__TASK TO CARRY OUT__: Go through the listing below and gather every line with the word "divadla".

══════════════════════════════

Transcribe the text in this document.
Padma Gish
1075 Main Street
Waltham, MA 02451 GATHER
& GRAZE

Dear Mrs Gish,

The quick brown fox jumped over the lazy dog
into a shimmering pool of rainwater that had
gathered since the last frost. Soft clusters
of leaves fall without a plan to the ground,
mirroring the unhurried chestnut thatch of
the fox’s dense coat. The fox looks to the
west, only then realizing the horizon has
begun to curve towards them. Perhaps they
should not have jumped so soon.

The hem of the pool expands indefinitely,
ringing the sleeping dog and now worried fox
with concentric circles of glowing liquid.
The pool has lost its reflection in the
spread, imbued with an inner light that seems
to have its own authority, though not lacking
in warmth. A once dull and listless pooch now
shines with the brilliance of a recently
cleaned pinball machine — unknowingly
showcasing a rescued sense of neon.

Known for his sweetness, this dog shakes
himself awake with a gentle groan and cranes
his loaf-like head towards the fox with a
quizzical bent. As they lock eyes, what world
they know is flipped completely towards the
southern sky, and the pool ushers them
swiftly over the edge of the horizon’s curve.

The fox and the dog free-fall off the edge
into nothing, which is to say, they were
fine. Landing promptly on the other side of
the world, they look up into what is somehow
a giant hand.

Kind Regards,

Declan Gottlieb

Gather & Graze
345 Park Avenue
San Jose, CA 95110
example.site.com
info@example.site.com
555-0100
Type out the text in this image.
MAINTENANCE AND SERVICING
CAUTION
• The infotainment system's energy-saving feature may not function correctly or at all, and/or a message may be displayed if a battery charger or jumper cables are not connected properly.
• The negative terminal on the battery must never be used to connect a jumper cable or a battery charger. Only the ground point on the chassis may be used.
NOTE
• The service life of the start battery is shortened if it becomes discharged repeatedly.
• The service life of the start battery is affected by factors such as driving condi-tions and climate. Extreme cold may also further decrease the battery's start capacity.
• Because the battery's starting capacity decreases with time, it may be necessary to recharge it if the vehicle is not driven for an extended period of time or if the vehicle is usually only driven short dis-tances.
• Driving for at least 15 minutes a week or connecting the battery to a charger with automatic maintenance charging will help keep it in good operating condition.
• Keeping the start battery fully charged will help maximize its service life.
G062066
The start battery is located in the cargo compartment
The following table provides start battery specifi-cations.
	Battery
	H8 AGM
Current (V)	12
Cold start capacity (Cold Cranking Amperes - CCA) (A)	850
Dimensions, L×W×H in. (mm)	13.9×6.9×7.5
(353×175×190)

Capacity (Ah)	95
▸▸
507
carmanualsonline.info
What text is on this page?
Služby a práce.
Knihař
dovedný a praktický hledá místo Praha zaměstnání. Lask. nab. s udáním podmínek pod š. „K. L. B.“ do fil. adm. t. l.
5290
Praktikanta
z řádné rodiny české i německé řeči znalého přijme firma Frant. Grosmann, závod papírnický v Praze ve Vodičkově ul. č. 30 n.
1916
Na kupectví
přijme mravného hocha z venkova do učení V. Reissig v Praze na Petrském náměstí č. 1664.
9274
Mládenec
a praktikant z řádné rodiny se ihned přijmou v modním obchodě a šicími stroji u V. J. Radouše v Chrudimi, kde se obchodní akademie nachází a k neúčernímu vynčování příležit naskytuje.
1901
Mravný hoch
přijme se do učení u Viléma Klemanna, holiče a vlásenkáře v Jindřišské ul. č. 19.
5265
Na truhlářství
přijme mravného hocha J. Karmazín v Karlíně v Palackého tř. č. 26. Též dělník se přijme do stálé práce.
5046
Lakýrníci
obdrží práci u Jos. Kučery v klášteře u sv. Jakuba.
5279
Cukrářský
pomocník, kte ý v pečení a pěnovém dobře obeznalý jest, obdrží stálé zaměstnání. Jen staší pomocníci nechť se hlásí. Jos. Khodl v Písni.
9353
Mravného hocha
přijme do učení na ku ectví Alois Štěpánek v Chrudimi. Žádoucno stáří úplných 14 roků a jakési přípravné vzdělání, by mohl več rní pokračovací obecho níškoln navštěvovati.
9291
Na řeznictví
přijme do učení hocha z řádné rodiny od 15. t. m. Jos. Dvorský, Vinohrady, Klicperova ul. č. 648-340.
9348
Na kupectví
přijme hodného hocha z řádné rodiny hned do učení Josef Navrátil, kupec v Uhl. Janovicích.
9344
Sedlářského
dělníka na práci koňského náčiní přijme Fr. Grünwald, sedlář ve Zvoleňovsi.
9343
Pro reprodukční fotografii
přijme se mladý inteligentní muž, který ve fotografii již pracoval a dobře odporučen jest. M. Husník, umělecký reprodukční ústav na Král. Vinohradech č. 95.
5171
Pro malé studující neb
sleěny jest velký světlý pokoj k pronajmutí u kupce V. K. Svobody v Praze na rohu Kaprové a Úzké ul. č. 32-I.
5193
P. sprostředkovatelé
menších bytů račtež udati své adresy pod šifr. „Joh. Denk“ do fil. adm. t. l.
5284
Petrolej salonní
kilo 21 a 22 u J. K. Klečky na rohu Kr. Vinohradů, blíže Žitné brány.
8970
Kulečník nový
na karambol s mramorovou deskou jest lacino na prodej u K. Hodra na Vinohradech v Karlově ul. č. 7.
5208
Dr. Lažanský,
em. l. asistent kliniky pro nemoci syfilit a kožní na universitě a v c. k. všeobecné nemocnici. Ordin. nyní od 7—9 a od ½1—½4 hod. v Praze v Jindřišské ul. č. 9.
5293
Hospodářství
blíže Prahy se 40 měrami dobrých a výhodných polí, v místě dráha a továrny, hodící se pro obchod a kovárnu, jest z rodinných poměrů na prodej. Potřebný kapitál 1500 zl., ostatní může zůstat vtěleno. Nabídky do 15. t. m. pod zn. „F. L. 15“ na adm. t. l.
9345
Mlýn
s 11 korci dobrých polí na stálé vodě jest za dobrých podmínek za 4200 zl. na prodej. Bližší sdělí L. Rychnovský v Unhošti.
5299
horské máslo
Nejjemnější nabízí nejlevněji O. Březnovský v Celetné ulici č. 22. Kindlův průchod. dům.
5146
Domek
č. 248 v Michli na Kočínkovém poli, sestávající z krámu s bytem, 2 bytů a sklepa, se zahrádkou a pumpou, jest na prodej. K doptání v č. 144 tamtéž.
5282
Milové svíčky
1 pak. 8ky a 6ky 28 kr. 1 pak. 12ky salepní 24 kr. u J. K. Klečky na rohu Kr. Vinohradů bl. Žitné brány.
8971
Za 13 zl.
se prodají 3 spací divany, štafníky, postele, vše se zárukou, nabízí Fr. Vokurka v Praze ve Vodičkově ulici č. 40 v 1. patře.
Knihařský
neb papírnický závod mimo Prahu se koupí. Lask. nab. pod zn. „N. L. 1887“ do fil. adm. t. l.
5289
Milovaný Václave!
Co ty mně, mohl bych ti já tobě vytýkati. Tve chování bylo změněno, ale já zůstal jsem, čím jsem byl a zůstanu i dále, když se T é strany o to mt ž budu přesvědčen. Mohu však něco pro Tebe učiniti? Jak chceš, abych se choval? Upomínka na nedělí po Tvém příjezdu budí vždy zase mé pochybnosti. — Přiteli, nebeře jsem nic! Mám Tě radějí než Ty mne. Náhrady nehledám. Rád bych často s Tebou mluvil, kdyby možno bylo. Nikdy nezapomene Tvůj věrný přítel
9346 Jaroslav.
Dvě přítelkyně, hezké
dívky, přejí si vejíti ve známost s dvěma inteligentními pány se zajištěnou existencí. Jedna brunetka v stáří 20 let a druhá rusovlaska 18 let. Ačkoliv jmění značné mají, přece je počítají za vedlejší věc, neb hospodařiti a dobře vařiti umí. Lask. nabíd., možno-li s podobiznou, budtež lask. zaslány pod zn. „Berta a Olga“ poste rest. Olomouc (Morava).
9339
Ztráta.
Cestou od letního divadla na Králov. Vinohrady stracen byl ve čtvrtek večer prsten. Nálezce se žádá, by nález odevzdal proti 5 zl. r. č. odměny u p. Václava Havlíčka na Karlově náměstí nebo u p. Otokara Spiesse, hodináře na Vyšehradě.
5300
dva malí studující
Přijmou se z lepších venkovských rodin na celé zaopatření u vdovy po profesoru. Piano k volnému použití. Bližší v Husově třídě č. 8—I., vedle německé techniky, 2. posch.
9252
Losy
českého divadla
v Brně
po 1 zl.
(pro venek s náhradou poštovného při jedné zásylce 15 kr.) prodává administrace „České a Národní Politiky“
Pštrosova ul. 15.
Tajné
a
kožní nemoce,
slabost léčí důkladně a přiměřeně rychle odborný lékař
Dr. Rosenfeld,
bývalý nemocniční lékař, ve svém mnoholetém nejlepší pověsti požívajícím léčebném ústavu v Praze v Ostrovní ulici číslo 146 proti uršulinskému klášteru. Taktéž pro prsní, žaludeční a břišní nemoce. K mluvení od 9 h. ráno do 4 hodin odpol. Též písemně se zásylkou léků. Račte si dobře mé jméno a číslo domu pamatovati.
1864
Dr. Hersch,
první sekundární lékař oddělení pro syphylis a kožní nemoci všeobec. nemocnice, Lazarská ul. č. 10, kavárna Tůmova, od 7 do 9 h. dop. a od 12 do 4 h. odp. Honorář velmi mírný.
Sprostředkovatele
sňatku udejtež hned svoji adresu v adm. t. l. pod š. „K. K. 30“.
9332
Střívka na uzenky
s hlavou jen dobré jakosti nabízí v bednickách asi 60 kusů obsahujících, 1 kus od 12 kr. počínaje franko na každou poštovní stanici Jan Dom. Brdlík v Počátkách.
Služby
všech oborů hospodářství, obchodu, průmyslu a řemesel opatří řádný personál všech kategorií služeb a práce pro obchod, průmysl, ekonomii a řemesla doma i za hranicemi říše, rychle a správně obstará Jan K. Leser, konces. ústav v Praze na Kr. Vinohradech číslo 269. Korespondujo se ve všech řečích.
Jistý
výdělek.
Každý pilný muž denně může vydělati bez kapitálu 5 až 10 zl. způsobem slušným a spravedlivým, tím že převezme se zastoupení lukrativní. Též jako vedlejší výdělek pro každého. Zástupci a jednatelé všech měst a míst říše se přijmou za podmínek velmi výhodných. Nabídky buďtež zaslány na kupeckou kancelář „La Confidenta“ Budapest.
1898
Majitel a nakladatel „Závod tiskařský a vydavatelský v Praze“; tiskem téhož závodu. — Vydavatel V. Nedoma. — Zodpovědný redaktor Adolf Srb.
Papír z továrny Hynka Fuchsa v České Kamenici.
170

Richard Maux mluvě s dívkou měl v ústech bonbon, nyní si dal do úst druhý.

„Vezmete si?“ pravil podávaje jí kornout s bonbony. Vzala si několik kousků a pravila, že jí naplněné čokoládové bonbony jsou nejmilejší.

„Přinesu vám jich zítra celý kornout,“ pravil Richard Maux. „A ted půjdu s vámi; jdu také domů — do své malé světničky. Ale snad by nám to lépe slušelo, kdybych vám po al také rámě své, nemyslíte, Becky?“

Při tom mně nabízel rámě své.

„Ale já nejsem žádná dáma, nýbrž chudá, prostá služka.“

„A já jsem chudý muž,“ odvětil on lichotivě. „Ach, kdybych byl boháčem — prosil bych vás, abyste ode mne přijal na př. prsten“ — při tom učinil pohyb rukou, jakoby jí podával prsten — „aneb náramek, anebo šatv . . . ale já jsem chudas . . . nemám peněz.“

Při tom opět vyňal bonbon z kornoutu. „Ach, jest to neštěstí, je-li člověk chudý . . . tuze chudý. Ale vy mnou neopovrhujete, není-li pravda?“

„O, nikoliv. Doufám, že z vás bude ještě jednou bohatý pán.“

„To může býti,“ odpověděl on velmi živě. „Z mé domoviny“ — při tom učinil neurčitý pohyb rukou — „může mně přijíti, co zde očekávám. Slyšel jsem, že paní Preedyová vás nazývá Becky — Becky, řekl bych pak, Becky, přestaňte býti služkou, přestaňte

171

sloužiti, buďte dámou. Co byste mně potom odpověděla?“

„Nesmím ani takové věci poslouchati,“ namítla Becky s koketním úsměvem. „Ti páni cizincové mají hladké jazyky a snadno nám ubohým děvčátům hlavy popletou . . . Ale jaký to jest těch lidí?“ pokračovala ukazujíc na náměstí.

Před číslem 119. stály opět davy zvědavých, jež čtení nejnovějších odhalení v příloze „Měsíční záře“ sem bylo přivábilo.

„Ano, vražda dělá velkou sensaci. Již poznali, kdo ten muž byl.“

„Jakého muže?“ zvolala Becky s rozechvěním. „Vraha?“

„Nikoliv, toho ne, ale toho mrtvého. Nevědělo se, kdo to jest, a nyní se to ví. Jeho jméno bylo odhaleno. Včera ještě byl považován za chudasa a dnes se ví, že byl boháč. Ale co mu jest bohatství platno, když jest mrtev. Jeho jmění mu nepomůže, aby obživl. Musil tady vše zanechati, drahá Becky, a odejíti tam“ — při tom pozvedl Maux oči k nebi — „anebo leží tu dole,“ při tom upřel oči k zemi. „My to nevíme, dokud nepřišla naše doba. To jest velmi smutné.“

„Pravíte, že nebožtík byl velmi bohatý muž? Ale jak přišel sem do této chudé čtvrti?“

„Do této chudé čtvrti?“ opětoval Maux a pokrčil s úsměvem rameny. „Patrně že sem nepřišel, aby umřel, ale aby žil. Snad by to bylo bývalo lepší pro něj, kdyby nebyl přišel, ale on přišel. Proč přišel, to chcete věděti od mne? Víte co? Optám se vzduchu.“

══════════════════════════════

__RESPONSE TO THIS EXERCISE__:
Cestou od letního divadla na Králov. Vinohrady stracen byl ve čtvrtek večer prsten. Nálezce se žádá, by nález odevzdal proti 5 zl. r. č. odměny u p. Václava Havlíčka na Karlově náměstí nebo u p. Otokara Spiesse, hodináře na Vyšehradě.
českého divadla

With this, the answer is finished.